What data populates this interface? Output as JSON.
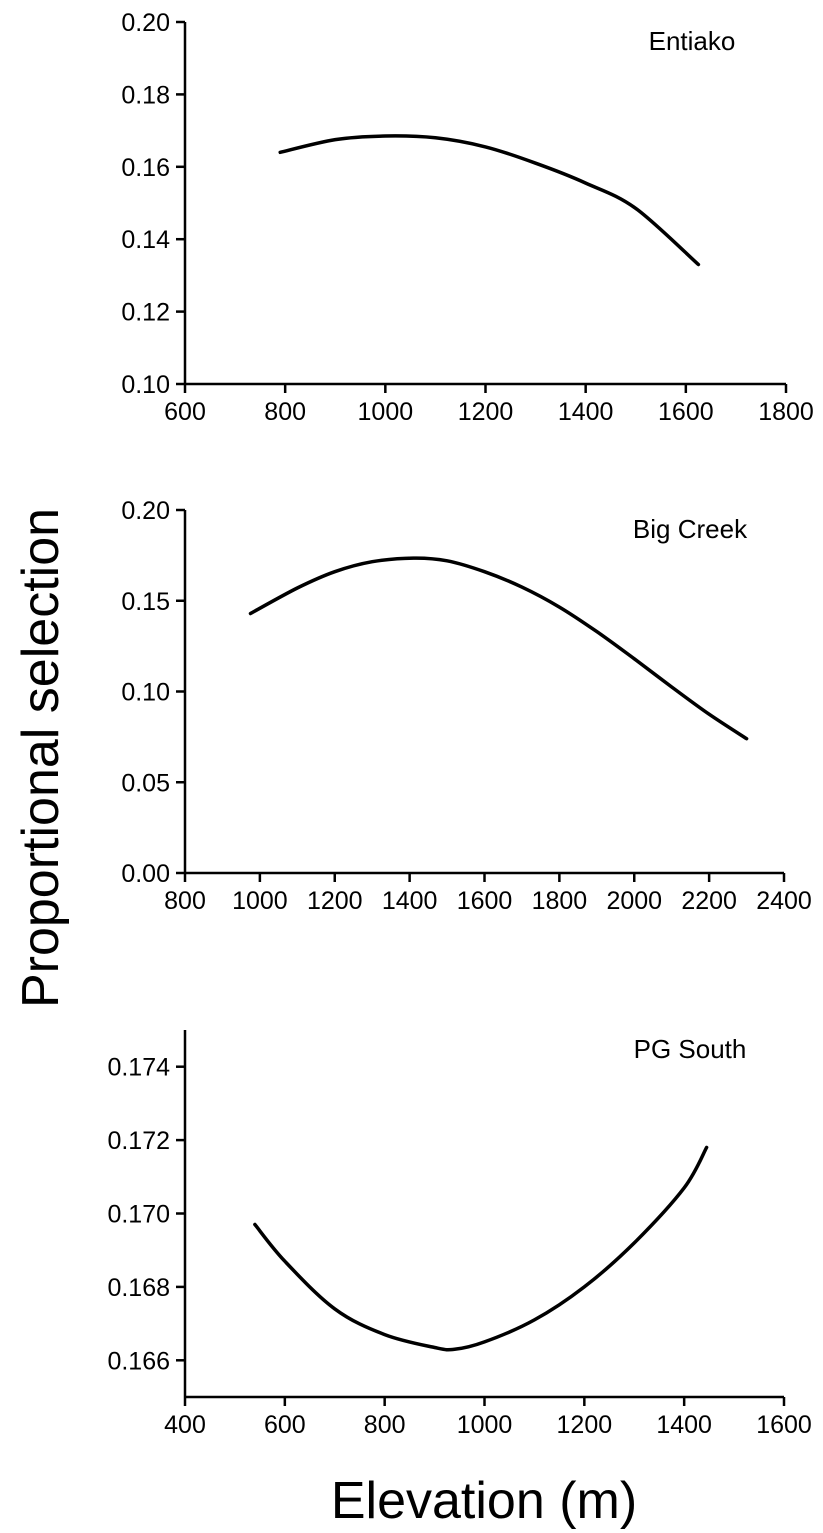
{
  "ylabel": "Proportional selection",
  "xlabel": "Elevation (m)",
  "chart_data": [
    {
      "type": "line",
      "title": "Entiako",
      "xlim": [
        600,
        1800
      ],
      "ylim": [
        0.1,
        0.2
      ],
      "xticks": [
        "600",
        "800",
        "1000",
        "1200",
        "1400",
        "1600",
        "1800"
      ],
      "yticks": [
        "0.10",
        "0.12",
        "0.14",
        "0.16",
        "0.18",
        "0.20"
      ],
      "x": [
        790,
        900,
        1000,
        1100,
        1200,
        1300,
        1400,
        1500,
        1625
      ],
      "y": [
        0.164,
        0.1675,
        0.1685,
        0.168,
        0.1655,
        0.161,
        0.1555,
        0.1485,
        0.133
      ]
    },
    {
      "type": "line",
      "title": "Big Creek",
      "xlim": [
        800,
        2400
      ],
      "ylim": [
        0.0,
        0.2
      ],
      "xticks": [
        "800",
        "1000",
        "1200",
        "1400",
        "1600",
        "1800",
        "2000",
        "2200",
        "2400"
      ],
      "yticks": [
        "0.00",
        "0.05",
        "0.10",
        "0.15",
        "0.20"
      ],
      "x": [
        975,
        1100,
        1200,
        1300,
        1410,
        1500,
        1600,
        1700,
        1800,
        1900,
        2000,
        2100,
        2200,
        2300
      ],
      "y": [
        0.143,
        0.157,
        0.166,
        0.1715,
        0.1735,
        0.172,
        0.166,
        0.1575,
        0.1465,
        0.133,
        0.118,
        0.1025,
        0.0875,
        0.074
      ]
    },
    {
      "type": "line",
      "title": "PG South",
      "xlim": [
        400,
        1600
      ],
      "ylim": [
        0.165,
        0.175
      ],
      "xticks": [
        "400",
        "600",
        "800",
        "1000",
        "1200",
        "1400",
        "1600"
      ],
      "yticks": [
        "0.166",
        "0.168",
        "0.170",
        "0.172",
        "0.174"
      ],
      "x": [
        540,
        600,
        700,
        800,
        900,
        940,
        1000,
        1100,
        1200,
        1300,
        1400,
        1445
      ],
      "y": [
        0.1697,
        0.1687,
        0.1674,
        0.1667,
        0.16635,
        0.1663,
        0.1665,
        0.1671,
        0.168,
        0.1692,
        0.1707,
        0.1718
      ]
    }
  ]
}
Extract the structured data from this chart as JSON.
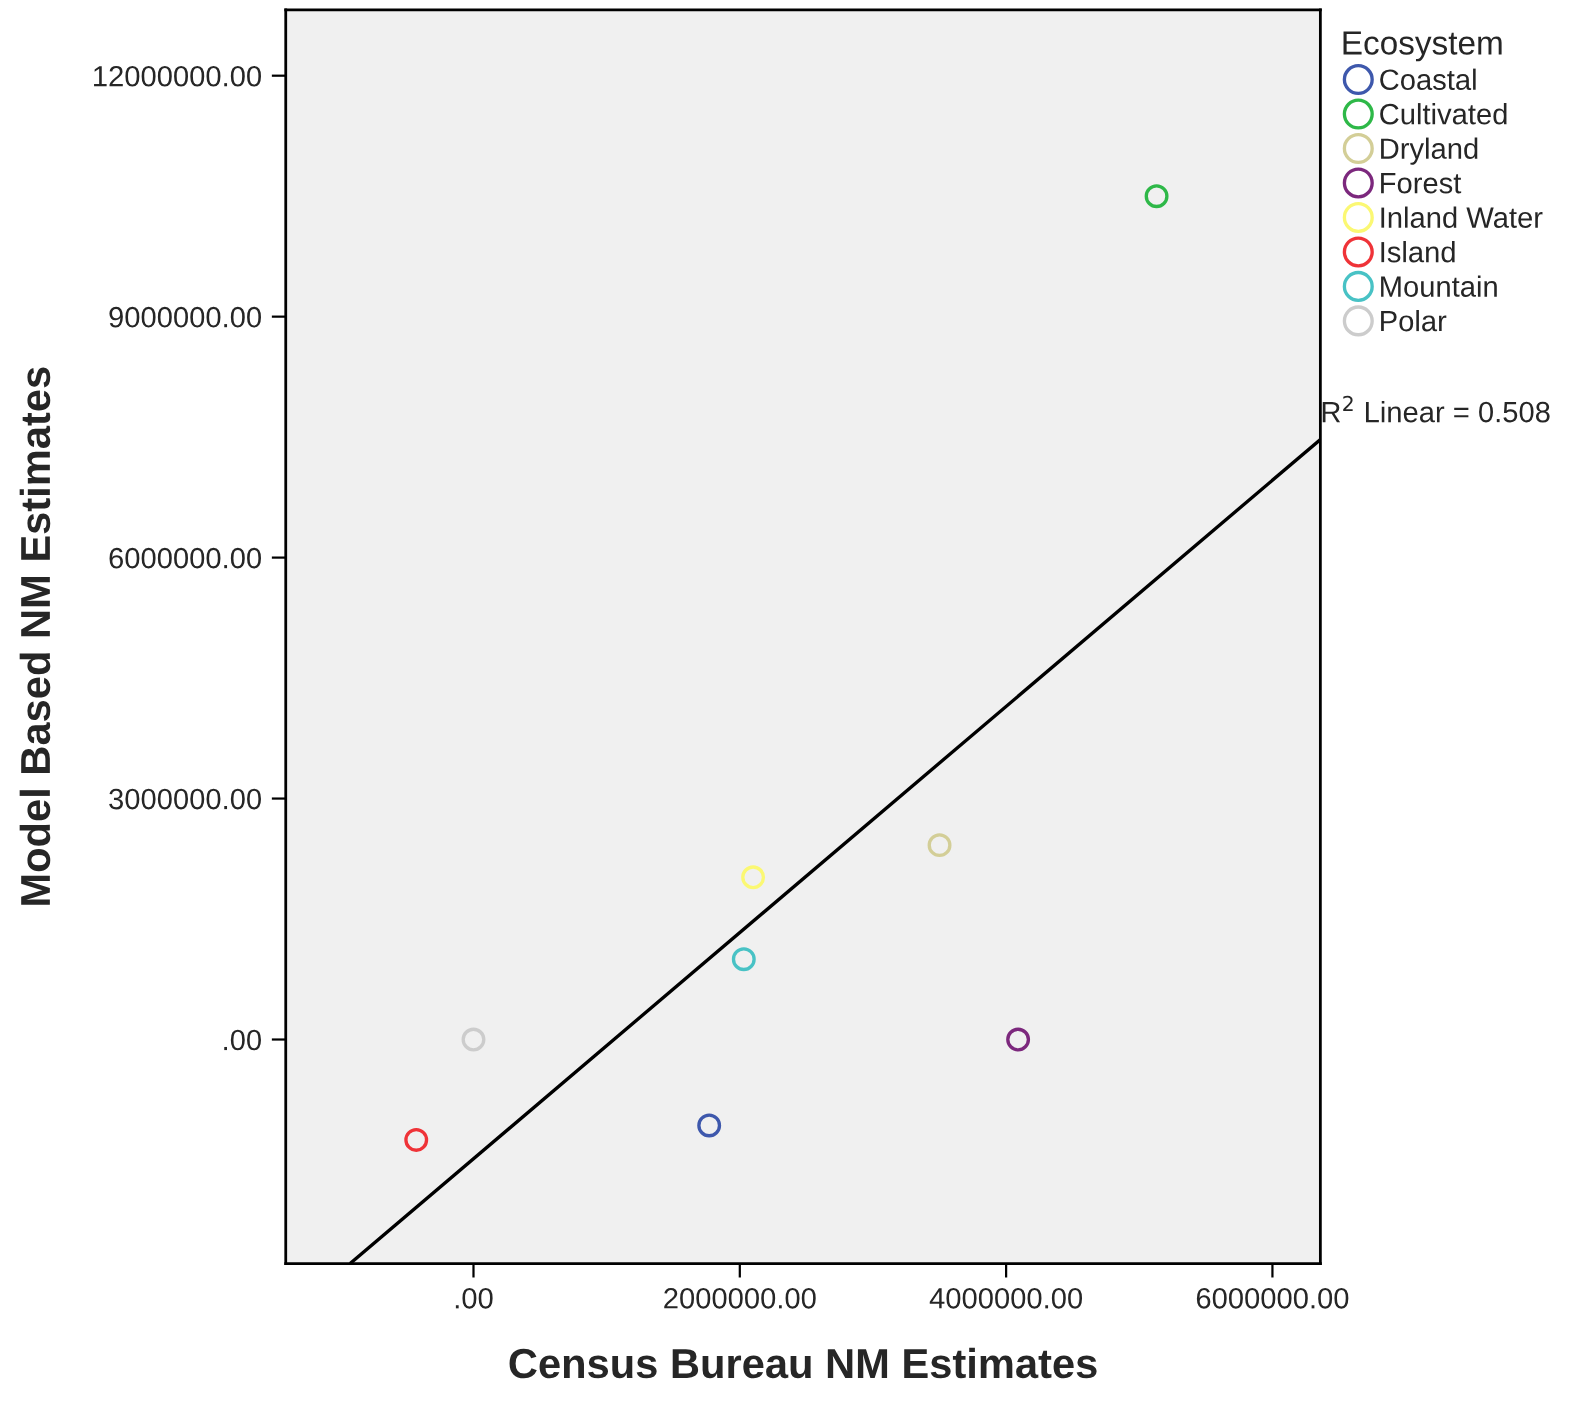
{
  "chart_data": {
    "type": "scatter",
    "xlabel": "Census Bureau NM Estimates",
    "ylabel": "Model Based NM Estimates",
    "legend_title": "Ecosystem",
    "series": [
      {
        "name": "Coastal",
        "color": "#3e58ac",
        "x": [
          1770000
        ],
        "values": [
          -1070000
        ]
      },
      {
        "name": "Cultivated",
        "color": "#2eb848",
        "x": [
          5130000
        ],
        "values": [
          10500000
        ]
      },
      {
        "name": "Dryland",
        "color": "#d3ce97",
        "x": [
          3500000
        ],
        "values": [
          2420000
        ]
      },
      {
        "name": "Forest",
        "color": "#7c287d",
        "x": [
          4090000
        ],
        "values": [
          0
        ]
      },
      {
        "name": "Inland Water",
        "color": "#fbf873",
        "x": [
          2100000
        ],
        "values": [
          2020000
        ]
      },
      {
        "name": "Island",
        "color": "#ef3338",
        "x": [
          -430000
        ],
        "values": [
          -1250000
        ]
      },
      {
        "name": "Mountain",
        "color": "#48c2c5",
        "x": [
          2030000
        ],
        "values": [
          1000000
        ]
      },
      {
        "name": "Polar",
        "color": "#cccccc",
        "x": [
          0
        ],
        "values": [
          0
        ]
      },
      {
        "type": "line",
        "marker": "none",
        "color": "#000000",
        "x": [
          -920000,
          6360000
        ],
        "values": [
          -2780000,
          7470000
        ]
      }
    ],
    "annotations": [
      {
        "text": "R$^{2}$ Linear = 0.508",
        "x": 6360000,
        "y": 7470000
      }
    ],
    "xlim": [
      -1410000,
      6360000
    ],
    "ylim": [
      -2790000,
      12820000
    ],
    "xticks": [
      {
        "value": 0,
        "label": ".00"
      },
      {
        "value": 2000000,
        "label": "2000000.00"
      },
      {
        "value": 4000000,
        "label": "4000000.00"
      },
      {
        "value": 6000000,
        "label": "6000000.00"
      }
    ],
    "yticks": [
      {
        "value": 0,
        "label": ".00"
      },
      {
        "value": 3000000,
        "label": "3000000.00"
      },
      {
        "value": 6000000,
        "label": "6000000.00"
      },
      {
        "value": 9000000,
        "label": "9000000.00"
      },
      {
        "value": 12000000,
        "label": "12000000.00"
      }
    ],
    "marker": "circle",
    "grid": false,
    "legend": "right"
  }
}
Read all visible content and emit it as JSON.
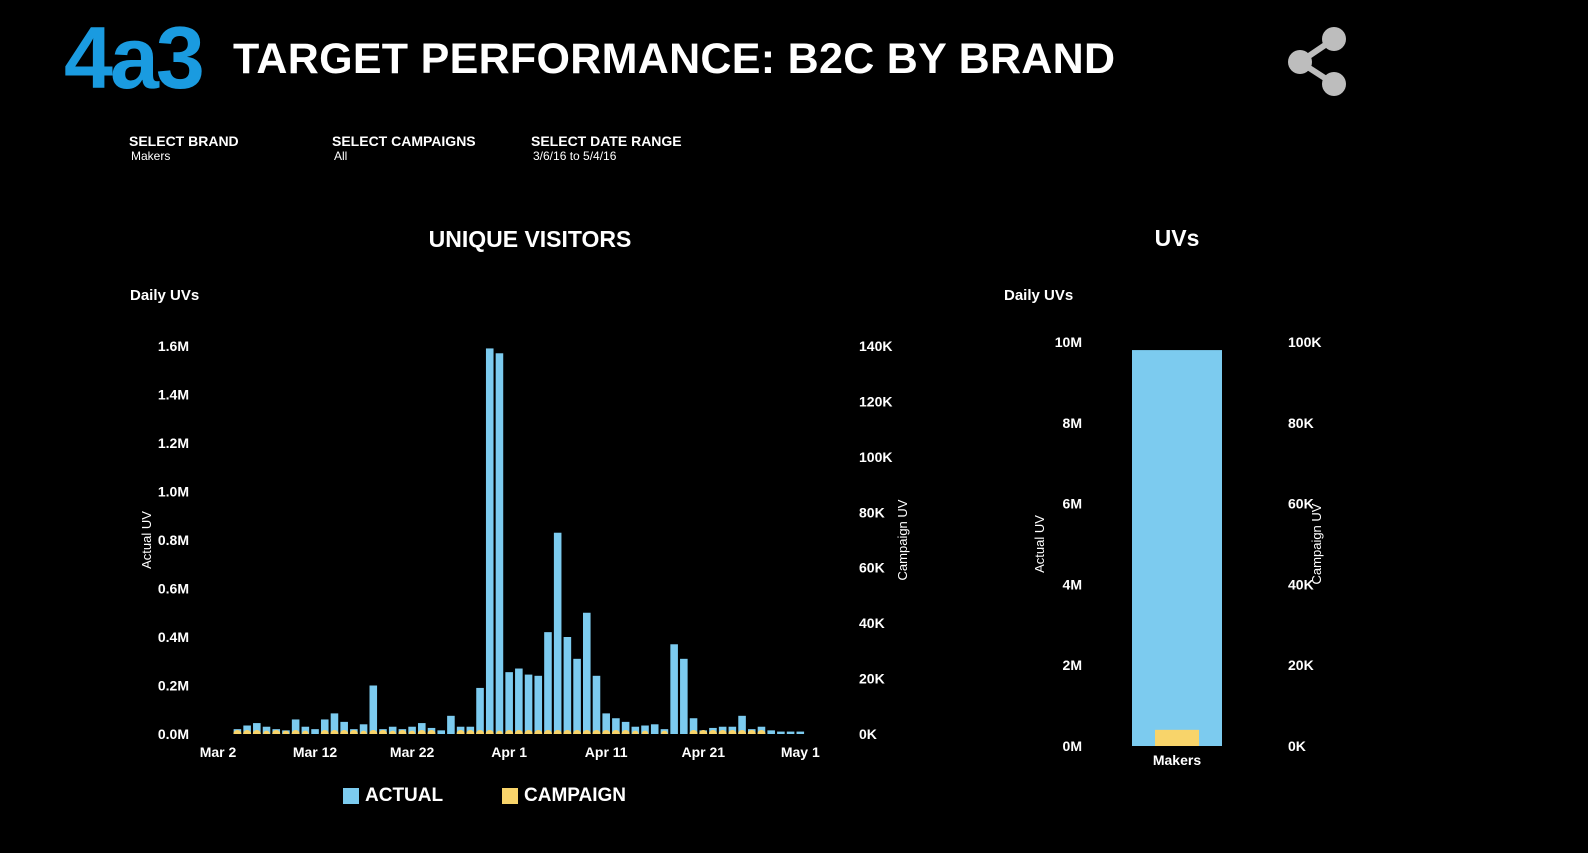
{
  "header": {
    "logo": "4a3",
    "title": "TARGET PERFORMANCE: B2C BY BRAND",
    "share_icon": "share-icon"
  },
  "filters": [
    {
      "label": "SELECT BRAND",
      "value": "Makers"
    },
    {
      "label": "SELECT CAMPAIGNS",
      "value": "All"
    },
    {
      "label": "SELECT DATE RANGE",
      "value": "3/6/16 to 5/4/16"
    }
  ],
  "colors": {
    "actual": "#7ccbef",
    "campaign": "#f8d46a",
    "background": "#000000",
    "logo": "#1a9be0"
  },
  "legend": {
    "actual": "ACTUAL",
    "campaign": "CAMPAIGN"
  },
  "chart_data": [
    {
      "type": "bar",
      "title": "UNIQUE VISITORS",
      "subtitle": "Daily UVs",
      "ylabel": "Actual UV",
      "y2label": "Campaign UV",
      "ylim": [
        0,
        1600000
      ],
      "y2lim": [
        0,
        140000
      ],
      "x_range": [
        "2016-03-02",
        "2016-05-02"
      ],
      "x_ticks": [
        {
          "date": "2016-03-02",
          "label": "Mar 2"
        },
        {
          "date": "2016-03-12",
          "label": "Mar 12"
        },
        {
          "date": "2016-03-22",
          "label": "Mar 22"
        },
        {
          "date": "2016-04-01",
          "label": "Apr 1"
        },
        {
          "date": "2016-04-11",
          "label": "Apr 11"
        },
        {
          "date": "2016-04-21",
          "label": "Apr 21"
        },
        {
          "date": "2016-05-01",
          "label": "May 1"
        }
      ],
      "y_ticks": [
        {
          "value": 0,
          "label": "0.0M"
        },
        {
          "value": 200000,
          "label": "0.2M"
        },
        {
          "value": 400000,
          "label": "0.4M"
        },
        {
          "value": 600000,
          "label": "0.6M"
        },
        {
          "value": 800000,
          "label": "0.8M"
        },
        {
          "value": 1000000,
          "label": "1.0M"
        },
        {
          "value": 1200000,
          "label": "1.2M"
        },
        {
          "value": 1400000,
          "label": "1.4M"
        },
        {
          "value": 1600000,
          "label": "1.6M"
        }
      ],
      "y2_ticks": [
        {
          "value": 0,
          "label": "0K"
        },
        {
          "value": 20000,
          "label": "20K"
        },
        {
          "value": 40000,
          "label": "40K"
        },
        {
          "value": 60000,
          "label": "60K"
        },
        {
          "value": 80000,
          "label": "80K"
        },
        {
          "value": 100000,
          "label": "100K"
        },
        {
          "value": 120000,
          "label": "120K"
        },
        {
          "value": 140000,
          "label": "140K"
        }
      ],
      "series": [
        {
          "name": "ACTUAL",
          "dates": [
            "2016-03-04",
            "2016-03-05",
            "2016-03-06",
            "2016-03-07",
            "2016-03-08",
            "2016-03-09",
            "2016-03-10",
            "2016-03-11",
            "2016-03-12",
            "2016-03-13",
            "2016-03-14",
            "2016-03-15",
            "2016-03-16",
            "2016-03-17",
            "2016-03-18",
            "2016-03-19",
            "2016-03-20",
            "2016-03-21",
            "2016-03-22",
            "2016-03-23",
            "2016-03-24",
            "2016-03-25",
            "2016-03-26",
            "2016-03-27",
            "2016-03-28",
            "2016-03-29",
            "2016-03-30",
            "2016-03-31",
            "2016-04-01",
            "2016-04-02",
            "2016-04-03",
            "2016-04-04",
            "2016-04-05",
            "2016-04-06",
            "2016-04-07",
            "2016-04-08",
            "2016-04-09",
            "2016-04-10",
            "2016-04-11",
            "2016-04-12",
            "2016-04-13",
            "2016-04-14",
            "2016-04-15",
            "2016-04-16",
            "2016-04-17",
            "2016-04-18",
            "2016-04-19",
            "2016-04-20",
            "2016-04-21",
            "2016-04-22",
            "2016-04-23",
            "2016-04-24",
            "2016-04-25",
            "2016-04-26",
            "2016-04-27",
            "2016-04-28",
            "2016-04-29",
            "2016-04-30",
            "2016-05-01"
          ],
          "values": [
            20000,
            35000,
            45000,
            30000,
            20000,
            15000,
            60000,
            30000,
            20000,
            60000,
            85000,
            50000,
            20000,
            40000,
            200000,
            20000,
            30000,
            20000,
            30000,
            45000,
            25000,
            15000,
            75000,
            30000,
            30000,
            190000,
            1590000,
            1570000,
            255000,
            270000,
            245000,
            240000,
            420000,
            830000,
            400000,
            310000,
            500000,
            240000,
            85000,
            65000,
            50000,
            30000,
            35000,
            40000,
            20000,
            370000,
            310000,
            65000,
            15000,
            25000,
            30000,
            30000,
            75000,
            20000,
            30000,
            15000,
            10000,
            10000,
            10000
          ]
        },
        {
          "name": "CAMPAIGN",
          "dates": [
            "2016-03-04",
            "2016-03-05",
            "2016-03-06",
            "2016-03-07",
            "2016-03-08",
            "2016-03-09",
            "2016-03-10",
            "2016-03-11",
            "2016-03-13",
            "2016-03-14",
            "2016-03-15",
            "2016-03-16",
            "2016-03-17",
            "2016-03-18",
            "2016-03-19",
            "2016-03-20",
            "2016-03-21",
            "2016-03-22",
            "2016-03-23",
            "2016-03-24",
            "2016-03-27",
            "2016-03-28",
            "2016-03-29",
            "2016-03-30",
            "2016-03-31",
            "2016-04-01",
            "2016-04-02",
            "2016-04-03",
            "2016-04-04",
            "2016-04-05",
            "2016-04-06",
            "2016-04-07",
            "2016-04-08",
            "2016-04-09",
            "2016-04-10",
            "2016-04-11",
            "2016-04-12",
            "2016-04-13",
            "2016-04-14",
            "2016-04-15",
            "2016-04-17",
            "2016-04-20",
            "2016-04-21",
            "2016-04-22",
            "2016-04-23",
            "2016-04-24",
            "2016-04-25",
            "2016-04-26",
            "2016-04-27"
          ],
          "values": [
            1500,
            1800,
            1500,
            1200,
            1500,
            1200,
            1500,
            1200,
            1500,
            1500,
            1800,
            1500,
            1200,
            1500,
            1500,
            1200,
            1500,
            1200,
            1500,
            1500,
            1500,
            1500,
            1500,
            1500,
            1200,
            1500,
            1500,
            1500,
            1500,
            1500,
            1500,
            1500,
            1500,
            1500,
            1500,
            1500,
            1500,
            1500,
            1200,
            1200,
            1200,
            1500,
            1800,
            1500,
            1500,
            1500,
            1800,
            1800,
            1500
          ]
        }
      ]
    },
    {
      "type": "bar",
      "title": "UVs",
      "subtitle": "Daily UVs",
      "ylabel": "Actual UV",
      "y2label": "Campaign UV",
      "ylim": [
        0,
        10000000
      ],
      "y2lim": [
        0,
        100000
      ],
      "categories": [
        "Makers"
      ],
      "y_ticks": [
        {
          "value": 0,
          "label": "0M"
        },
        {
          "value": 2000000,
          "label": "2M"
        },
        {
          "value": 4000000,
          "label": "4M"
        },
        {
          "value": 6000000,
          "label": "6M"
        },
        {
          "value": 8000000,
          "label": "8M"
        },
        {
          "value": 10000000,
          "label": "10M"
        }
      ],
      "y2_ticks": [
        {
          "value": 0,
          "label": "0K"
        },
        {
          "value": 20000,
          "label": "20K"
        },
        {
          "value": 40000,
          "label": "40K"
        },
        {
          "value": 60000,
          "label": "60K"
        },
        {
          "value": 80000,
          "label": "80K"
        },
        {
          "value": 100000,
          "label": "100K"
        }
      ],
      "series": [
        {
          "name": "ACTUAL",
          "values": [
            9800000
          ]
        },
        {
          "name": "CAMPAIGN",
          "values": [
            4000
          ]
        }
      ]
    }
  ]
}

────────

• [SHORT TASK]
Filter the listing above for the string "BRAND" and copy every matching line.

• [COMPLETED EXERCISE]
    "title": "TARGET PERFORMANCE: B2C BY BRAND",
      "label": "SELECT BRAND",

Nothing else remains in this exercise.